*RECORDS FOR THIS EXERCISE:*
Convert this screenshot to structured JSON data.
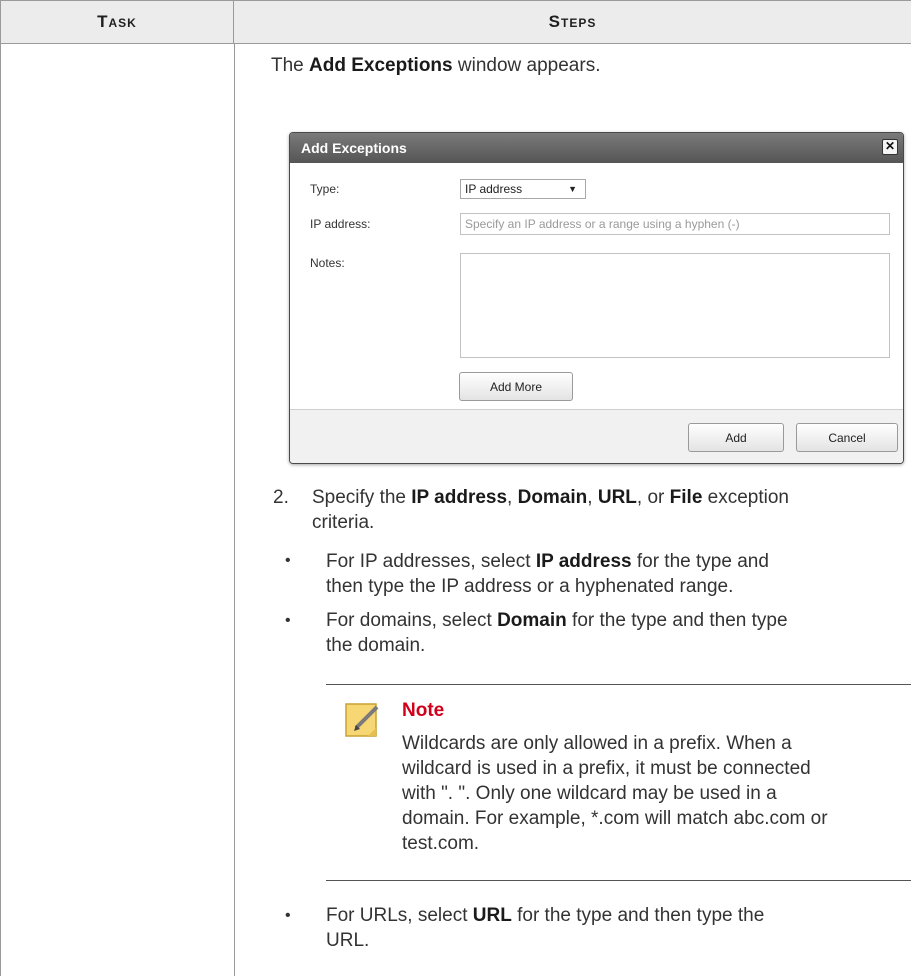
{
  "table": {
    "header_task": "Task",
    "header_steps": "Steps"
  },
  "intro": {
    "pre": "The ",
    "bold": "Add Exceptions",
    "post": " window appears."
  },
  "dialog": {
    "title": "Add Exceptions",
    "close_glyph": "✕",
    "type_label": "Type:",
    "type_value": "IP address",
    "ip_label": "IP address:",
    "ip_placeholder": "Specify an IP address or a range using a hyphen (-)",
    "notes_label": "Notes:",
    "add_more_label": "Add More",
    "add_label": "Add",
    "cancel_label": "Cancel"
  },
  "step2": {
    "number": "2.",
    "t1": "Specify the ",
    "b1": "IP address",
    "t2": ", ",
    "b2": "Domain",
    "t3": ", ",
    "b3": "URL",
    "t4": ", or ",
    "b4": "File",
    "t5": " exception",
    "line2": "criteria."
  },
  "bullets": [
    {
      "glyph": "•",
      "pre": "For IP addresses, select ",
      "bold": "IP address",
      "post": " for the type and",
      "line2": "then type the IP address or a hyphenated range."
    },
    {
      "glyph": "•",
      "pre": "For domains, select ",
      "bold": "Domain",
      "post": " for the type and then type",
      "line2": "the domain."
    },
    {
      "glyph": "•",
      "pre": "For URLs, select ",
      "bold": "URL",
      "post": " for the type and then type the",
      "line2": "URL."
    }
  ],
  "note": {
    "icon": "note-pencil-icon",
    "title": "Note",
    "lines": [
      "Wildcards are only allowed in a prefix. When a",
      "wildcard is used in a prefix, it must be connected",
      "with \". \". Only one wildcard may be used in a",
      "domain. For example, *.com will match abc.com or",
      "test.com."
    ],
    "title_color": "#d0021b"
  }
}
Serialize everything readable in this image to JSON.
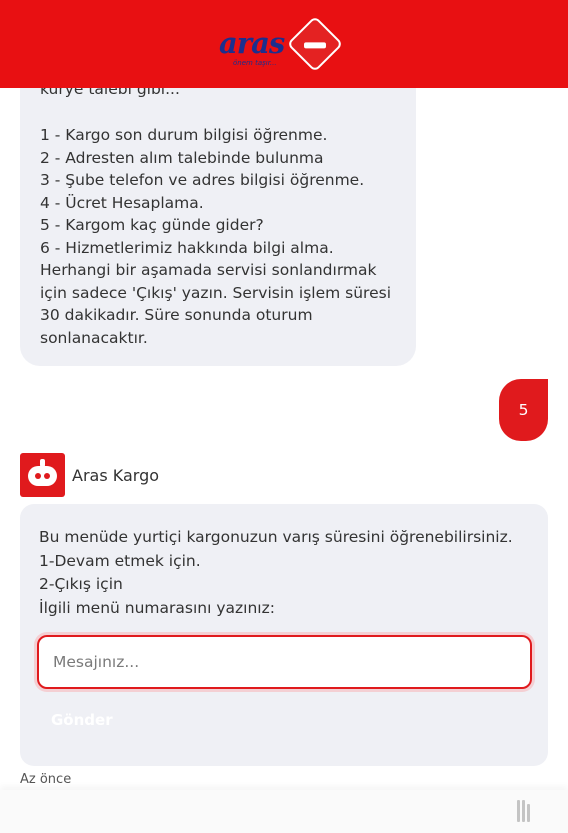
{
  "header": {
    "logo_text": "aras",
    "logo_tagline": "önem taşır..."
  },
  "messages": {
    "bot_1": {
      "cut_line": "kurye talebi gibi...",
      "menu_items": [
        "1 - Kargo son durum bilgisi öğrenme.",
        "2 - Adresten alım talebinde bulunma",
        "3 - Şube telefon ve adres bilgisi öğrenme.",
        "4 - Ücret Hesaplama.",
        "5 - Kargom kaç günde gider?",
        "6 - Hizmetlerimiz hakkında bilgi alma."
      ],
      "note_lines": [
        "Herhangi bir aşamada servisi sonlandırmak",
        "için sadece 'Çıkış' yazın. Servisin işlem süresi",
        "30 dakikadır. Süre sonunda oturum",
        "sonlanacaktır."
      ]
    },
    "user_1": {
      "text": "5"
    },
    "bot_2": {
      "sender": "Aras Kargo",
      "lines": [
        "Bu menüde yurtiçi kargonuzun varış süresini öğrenebilirsiniz.",
        "1-Devam etmek için.",
        "2-Çıkış için",
        "İlgili menü numarasını yazınız:"
      ],
      "input": {
        "value": "",
        "placeholder": "Mesajınız..."
      },
      "send_label": "Gönder",
      "timestamp": "Az önce"
    }
  },
  "colors": {
    "brand_red": "#e81012",
    "brand_blue": "#1c2f8e",
    "bubble_gray": "#eff0f5"
  }
}
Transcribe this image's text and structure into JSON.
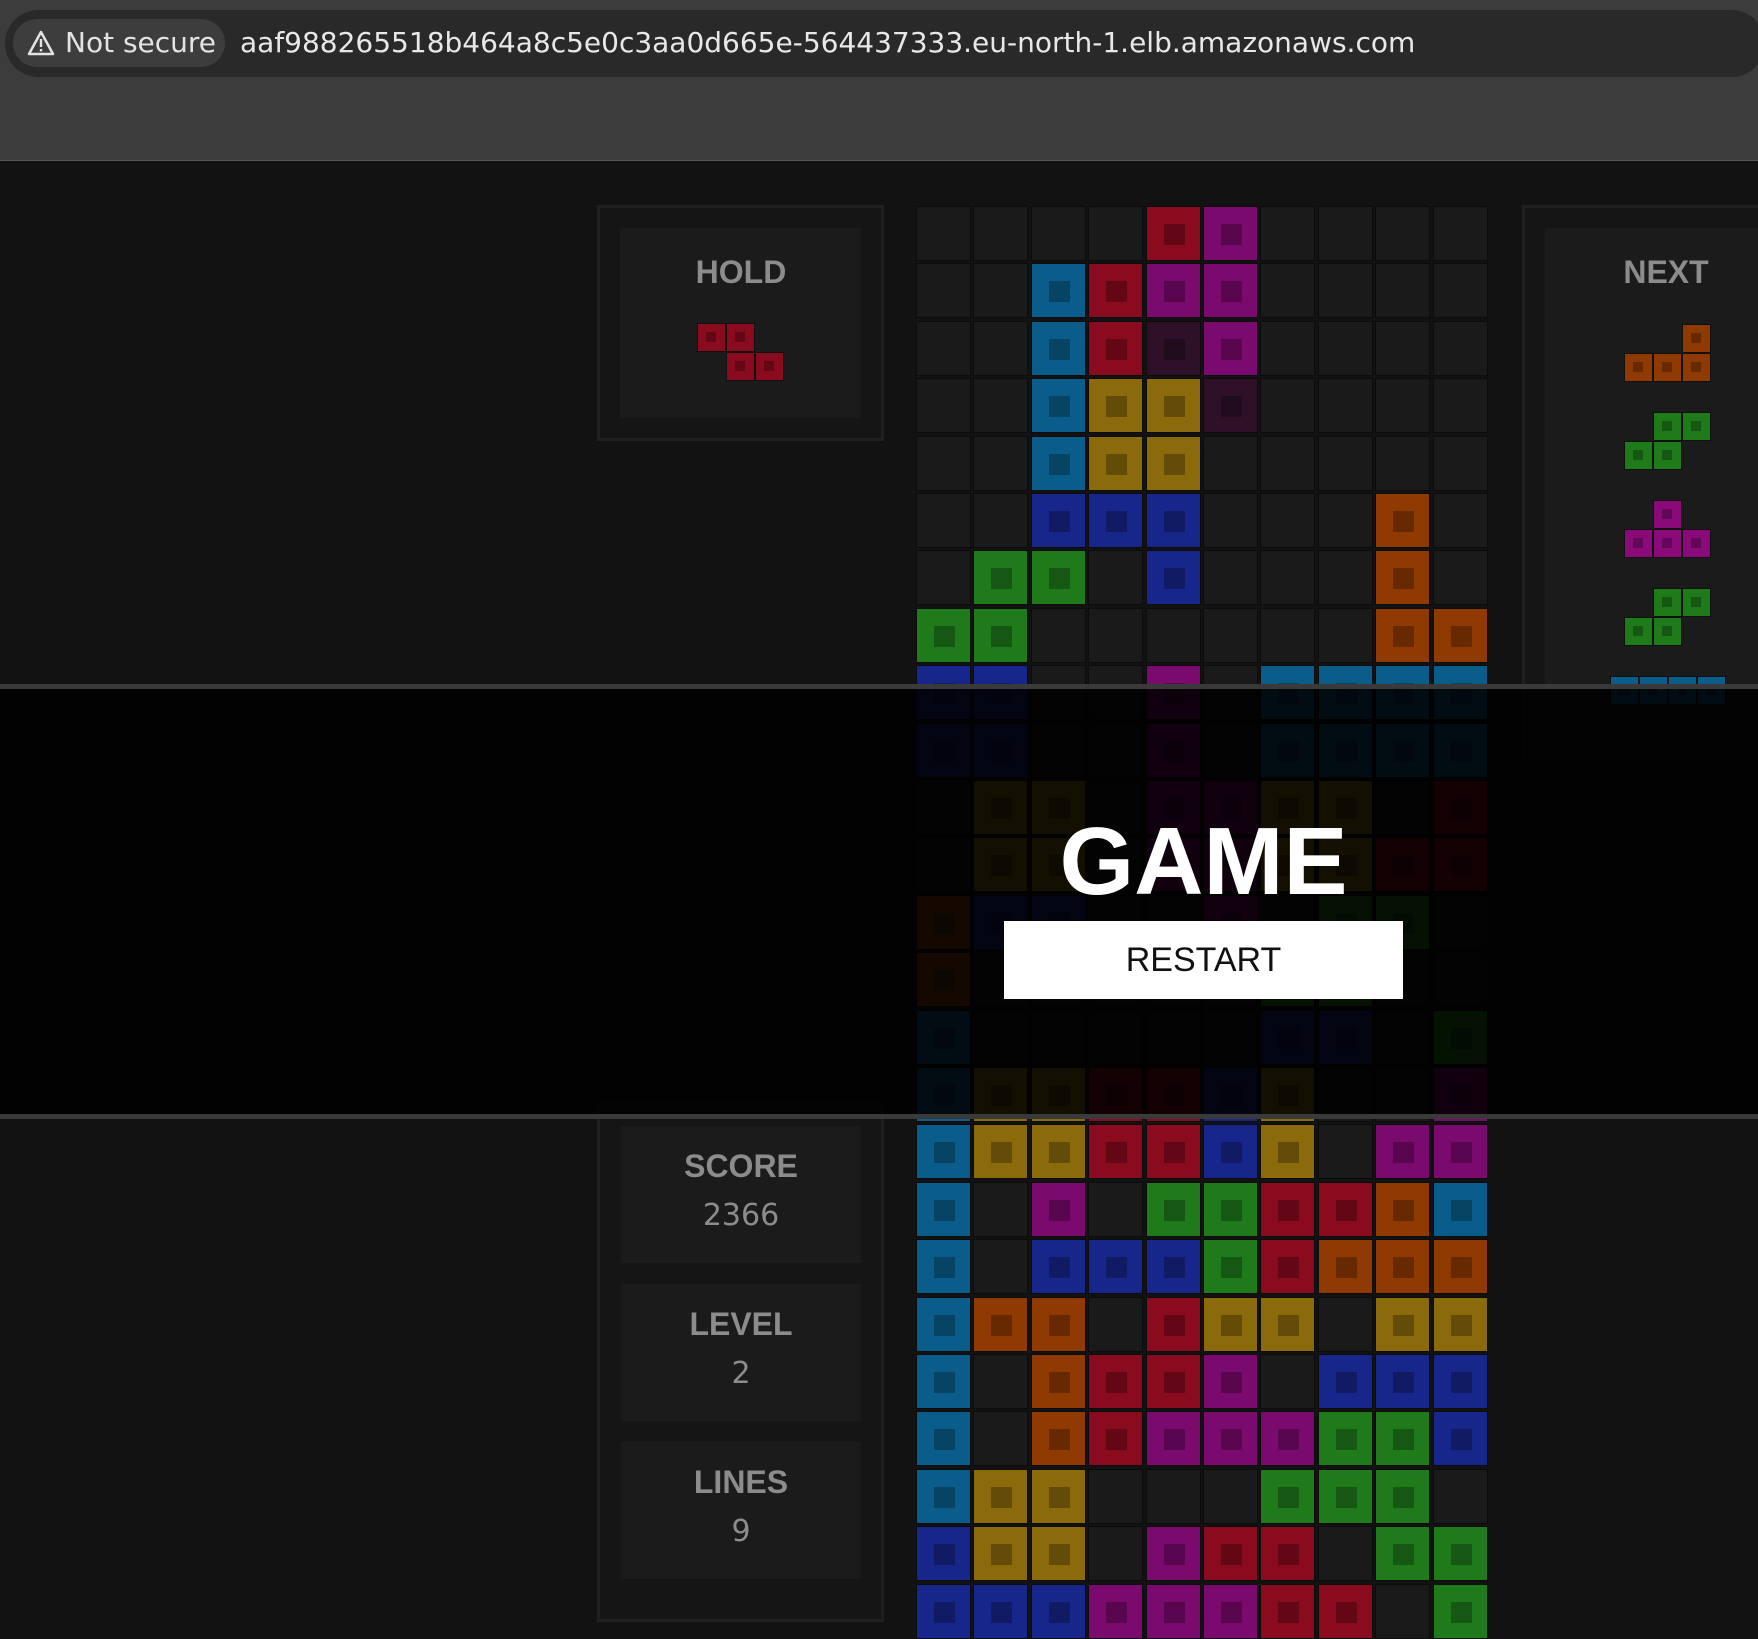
{
  "browser": {
    "security_label": "Not secure",
    "url": "aaf988265518b464a8c5e0c3aa0d665e-564437333.eu-north-1.elb.amazonaws.com"
  },
  "hold": {
    "title": "HOLD",
    "piece": "Z",
    "color": "#8a0a1e"
  },
  "next": {
    "title": "NEXT",
    "pieces": [
      {
        "piece": "L",
        "color": "#8f3a00"
      },
      {
        "piece": "S",
        "color": "#1f7a1a"
      },
      {
        "piece": "T",
        "color": "#8a0a7a"
      },
      {
        "piece": "S",
        "color": "#1f7a1a"
      },
      {
        "piece": "I",
        "color": "#0a5d8a"
      }
    ]
  },
  "stats": {
    "score_label": "SCORE",
    "score_value": "2366",
    "level_label": "LEVEL",
    "level_value": "2",
    "lines_label": "LINES",
    "lines_value": "9"
  },
  "overlay": {
    "title": "GAME OVER",
    "restart_label": "RESTART"
  },
  "colors": {
    "C": "#0a5d8a",
    "R": "#8a0a1e",
    "M": "#7a0a6e",
    "Y": "#8a6a0a",
    "B": "#16268a",
    "G": "#1f7a1a",
    "O": "#8f3a00",
    "P": "#2e1028"
  },
  "board": [
    "....RM....",
    "..CRMM....",
    "..CRPM....",
    "..CYYP....",
    "..CYY.....",
    "..BBB...O.",
    ".GG.B...O.",
    "GG......OO",
    "BB..M.CCCC",
    "BB..M.CCCC",
    ".YY.MMYY.R",
    ".YY.MMYYRR",
    "OBB..M.GG.",
    "O.....GG..",
    "C.....BB.G",
    "CYYRRBY..M",
    "CYYRRBY.MM",
    "C.M.GGRROC",
    "C.BBBGROOO",
    "COO.RYY.YY",
    "C.ORRM.BBB",
    "C.ORMMMGGB",
    "CYY...GGG.",
    "BYY.MRR.GG",
    "BBBMMMRR.G"
  ]
}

*EXERCISE DIRECTIONS:* Copy out the whole listing exactly, and don't carry over any pictures.

*WORKED SOLUTION:*
Convert this screenshot to structured JSON data.
{
  "table": {
    "header_task": "Task",
    "header_steps": "Steps"
  },
  "intro": {
    "pre": "The ",
    "bold": "Add Exceptions",
    "post": " window appears."
  },
  "dialog": {
    "title": "Add Exceptions",
    "close_glyph": "✕",
    "type_label": "Type:",
    "type_value": "IP address",
    "ip_label": "IP address:",
    "ip_placeholder": "Specify an IP address or a range using a hyphen (-)",
    "notes_label": "Notes:",
    "add_more_label": "Add More",
    "add_label": "Add",
    "cancel_label": "Cancel"
  },
  "step2": {
    "number": "2.",
    "t1": "Specify the ",
    "b1": "IP address",
    "t2": ", ",
    "b2": "Domain",
    "t3": ", ",
    "b3": "URL",
    "t4": ", or ",
    "b4": "File",
    "t5": " exception",
    "line2": "criteria."
  },
  "bullets": [
    {
      "glyph": "•",
      "pre": "For IP addresses, select ",
      "bold": "IP address",
      "post": " for the type and",
      "line2": "then type the IP address or a hyphenated range."
    },
    {
      "glyph": "•",
      "pre": "For domains, select ",
      "bold": "Domain",
      "post": " for the type and then type",
      "line2": "the domain."
    },
    {
      "glyph": "•",
      "pre": "For URLs, select ",
      "bold": "URL",
      "post": " for the type and then type the",
      "line2": "URL."
    }
  ],
  "note": {
    "icon": "note-pencil-icon",
    "title": "Note",
    "lines": [
      "Wildcards are only allowed in a prefix. When a",
      "wildcard is used in a prefix, it must be connected",
      "with \". \". Only one wildcard may be used in a",
      "domain. For example, *.com will match abc.com or",
      "test.com."
    ],
    "title_color": "#d0021b"
  }
}
Serialize everything readable in this image to JSON.
{
  "header": {
    "logo_text": "aras",
    "logo_tagline": "önem taşır..."
  },
  "messages": {
    "bot_1": {
      "cut_line": "kurye talebi gibi...",
      "menu_items": [
        "1 - Kargo son durum bilgisi öğrenme.",
        "2 - Adresten alım talebinde bulunma",
        "3 - Şube telefon ve adres bilgisi öğrenme.",
        "4 - Ücret Hesaplama.",
        "5 - Kargom kaç günde gider?",
        "6 - Hizmetlerimiz hakkında bilgi alma."
      ],
      "note_lines": [
        "Herhangi bir aşamada servisi sonlandırmak",
        "için sadece 'Çıkış' yazın. Servisin işlem süresi",
        "30 dakikadır. Süre sonunda oturum",
        "sonlanacaktır."
      ]
    },
    "user_1": {
      "text": "5"
    },
    "bot_2": {
      "sender": "Aras Kargo",
      "lines": [
        "Bu menüde yurtiçi kargonuzun varış süresini öğrenebilirsiniz.",
        "1-Devam etmek için.",
        "2-Çıkış için",
        "İlgili menü numarasını yazınız:"
      ],
      "input": {
        "value": "",
        "placeholder": "Mesajınız..."
      },
      "send_label": "Gönder",
      "timestamp": "Az önce"
    }
  },
  "colors": {
    "brand_red": "#e81012",
    "brand_blue": "#1c2f8e",
    "bubble_gray": "#eff0f5"
  }
}
Transcribe this image's text and structure into JSON.
{
  "browser": {
    "security_label": "Not secure",
    "url": "aaf988265518b464a8c5e0c3aa0d665e-564437333.eu-north-1.elb.amazonaws.com"
  },
  "hold": {
    "title": "HOLD",
    "piece": "Z",
    "color": "#8a0a1e"
  },
  "next": {
    "title": "NEXT",
    "pieces": [
      {
        "piece": "L",
        "color": "#8f3a00"
      },
      {
        "piece": "S",
        "color": "#1f7a1a"
      },
      {
        "piece": "T",
        "color": "#8a0a7a"
      },
      {
        "piece": "S",
        "color": "#1f7a1a"
      },
      {
        "piece": "I",
        "color": "#0a5d8a"
      }
    ]
  },
  "stats": {
    "score_label": "SCORE",
    "score_value": "2366",
    "level_label": "LEVEL",
    "level_value": "2",
    "lines_label": "LINES",
    "lines_value": "9"
  },
  "overlay": {
    "title": "GAME OVER",
    "restart_label": "RESTART"
  },
  "colors": {
    "C": "#0a5d8a",
    "R": "#8a0a1e",
    "M": "#7a0a6e",
    "Y": "#8a6a0a",
    "B": "#16268a",
    "G": "#1f7a1a",
    "O": "#8f3a00",
    "P": "#2e1028"
  },
  "board": [
    "....RM....",
    "..CRMM....",
    "..CRPM....",
    "..CYYP....",
    "..CYY.....",
    "..BBB...O.",
    ".GG.B...O.",
    "GG......OO",
    "BB..M.CCCC",
    "BB..M.CCCC",
    ".YY.MMYY.R",
    ".YY.MMYYRR",
    "OBB..M.GG.",
    "O.....GG..",
    "C.....BB.G",
    "CYYRRBY..M",
    "CYYRRBY.MM",
    "C.M.GGRROC",
    "C.BBBGROOO",
    "COO.RYY.YY",
    "C.ORRM.BBB",
    "C.ORMMMGGB",
    "CYY...GGG.",
    "BYY.MRR.GG",
    "BBBMMMRR.G"
  ]
}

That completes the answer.